Task input:
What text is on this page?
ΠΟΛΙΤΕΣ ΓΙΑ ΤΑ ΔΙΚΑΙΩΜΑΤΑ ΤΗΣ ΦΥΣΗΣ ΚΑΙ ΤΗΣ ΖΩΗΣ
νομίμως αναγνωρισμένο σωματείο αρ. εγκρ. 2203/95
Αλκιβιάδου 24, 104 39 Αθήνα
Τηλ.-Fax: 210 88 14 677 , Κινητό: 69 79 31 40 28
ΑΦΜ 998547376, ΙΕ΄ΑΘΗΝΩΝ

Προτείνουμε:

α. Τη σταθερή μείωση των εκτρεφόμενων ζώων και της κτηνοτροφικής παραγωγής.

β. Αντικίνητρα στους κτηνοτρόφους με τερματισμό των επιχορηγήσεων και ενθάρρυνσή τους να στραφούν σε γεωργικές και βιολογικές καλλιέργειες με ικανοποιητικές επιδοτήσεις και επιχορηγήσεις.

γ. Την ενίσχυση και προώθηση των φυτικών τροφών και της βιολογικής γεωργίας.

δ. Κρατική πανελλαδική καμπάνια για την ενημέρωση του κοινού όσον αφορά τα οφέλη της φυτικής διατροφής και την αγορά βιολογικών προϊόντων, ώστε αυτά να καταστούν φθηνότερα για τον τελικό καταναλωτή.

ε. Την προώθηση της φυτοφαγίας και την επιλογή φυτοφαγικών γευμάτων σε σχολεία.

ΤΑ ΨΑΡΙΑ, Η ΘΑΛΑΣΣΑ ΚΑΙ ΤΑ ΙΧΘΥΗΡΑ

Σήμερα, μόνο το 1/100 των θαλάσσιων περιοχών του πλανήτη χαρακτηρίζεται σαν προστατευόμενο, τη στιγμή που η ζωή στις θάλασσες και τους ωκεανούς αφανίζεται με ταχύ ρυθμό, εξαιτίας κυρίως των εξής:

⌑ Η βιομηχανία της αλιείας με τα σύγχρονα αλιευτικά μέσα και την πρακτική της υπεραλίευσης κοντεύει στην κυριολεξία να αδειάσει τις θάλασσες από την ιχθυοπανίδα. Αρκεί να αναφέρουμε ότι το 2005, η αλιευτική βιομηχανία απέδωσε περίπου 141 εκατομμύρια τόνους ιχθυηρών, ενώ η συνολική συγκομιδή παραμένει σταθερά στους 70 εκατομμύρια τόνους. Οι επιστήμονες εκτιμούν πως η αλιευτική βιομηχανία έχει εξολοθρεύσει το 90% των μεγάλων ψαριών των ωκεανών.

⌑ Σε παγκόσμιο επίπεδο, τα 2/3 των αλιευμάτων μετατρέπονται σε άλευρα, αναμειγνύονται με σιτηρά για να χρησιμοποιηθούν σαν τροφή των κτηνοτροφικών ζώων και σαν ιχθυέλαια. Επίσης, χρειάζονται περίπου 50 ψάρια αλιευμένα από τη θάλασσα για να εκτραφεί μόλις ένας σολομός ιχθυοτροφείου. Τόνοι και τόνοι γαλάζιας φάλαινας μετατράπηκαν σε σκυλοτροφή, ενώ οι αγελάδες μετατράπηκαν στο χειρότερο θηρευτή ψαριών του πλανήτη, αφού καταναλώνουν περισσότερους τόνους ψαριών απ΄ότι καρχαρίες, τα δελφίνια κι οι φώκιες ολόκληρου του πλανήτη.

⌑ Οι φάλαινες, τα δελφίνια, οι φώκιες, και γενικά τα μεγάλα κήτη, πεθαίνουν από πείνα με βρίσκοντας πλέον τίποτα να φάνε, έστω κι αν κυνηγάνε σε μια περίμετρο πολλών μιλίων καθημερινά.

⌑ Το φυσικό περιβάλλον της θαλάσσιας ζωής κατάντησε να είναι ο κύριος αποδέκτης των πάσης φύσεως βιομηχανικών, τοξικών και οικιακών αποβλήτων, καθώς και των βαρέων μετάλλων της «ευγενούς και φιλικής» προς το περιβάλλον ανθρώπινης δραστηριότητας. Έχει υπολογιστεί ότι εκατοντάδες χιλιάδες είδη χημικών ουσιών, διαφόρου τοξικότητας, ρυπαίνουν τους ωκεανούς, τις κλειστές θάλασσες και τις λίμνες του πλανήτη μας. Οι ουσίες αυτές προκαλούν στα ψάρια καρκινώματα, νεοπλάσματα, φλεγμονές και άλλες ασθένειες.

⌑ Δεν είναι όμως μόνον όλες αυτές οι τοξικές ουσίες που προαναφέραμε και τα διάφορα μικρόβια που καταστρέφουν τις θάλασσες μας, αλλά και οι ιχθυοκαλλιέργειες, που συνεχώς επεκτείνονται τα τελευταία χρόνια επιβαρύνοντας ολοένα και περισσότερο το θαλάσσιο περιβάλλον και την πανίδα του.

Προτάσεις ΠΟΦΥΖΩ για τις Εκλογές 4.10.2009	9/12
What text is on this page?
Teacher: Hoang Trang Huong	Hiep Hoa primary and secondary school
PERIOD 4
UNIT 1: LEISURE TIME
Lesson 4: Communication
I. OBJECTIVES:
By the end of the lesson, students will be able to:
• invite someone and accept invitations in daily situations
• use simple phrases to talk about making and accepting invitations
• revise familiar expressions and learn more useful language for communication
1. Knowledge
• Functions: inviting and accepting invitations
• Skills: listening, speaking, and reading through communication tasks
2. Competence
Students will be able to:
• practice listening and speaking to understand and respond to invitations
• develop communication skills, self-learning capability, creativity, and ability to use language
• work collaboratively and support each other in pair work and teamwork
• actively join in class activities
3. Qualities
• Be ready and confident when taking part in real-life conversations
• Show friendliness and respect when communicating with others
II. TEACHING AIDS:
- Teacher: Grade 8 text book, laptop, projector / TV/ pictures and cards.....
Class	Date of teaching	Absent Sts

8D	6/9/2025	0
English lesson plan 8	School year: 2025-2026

Exercise goal: Extract every line that has the string "invitations" in it.

Full output:
• invite someone and accept invitations in daily situations
• use simple phrases to talk about making and accepting invitations
• Functions: inviting and accepting invitations
• practice listening and speaking to understand and respond to invitations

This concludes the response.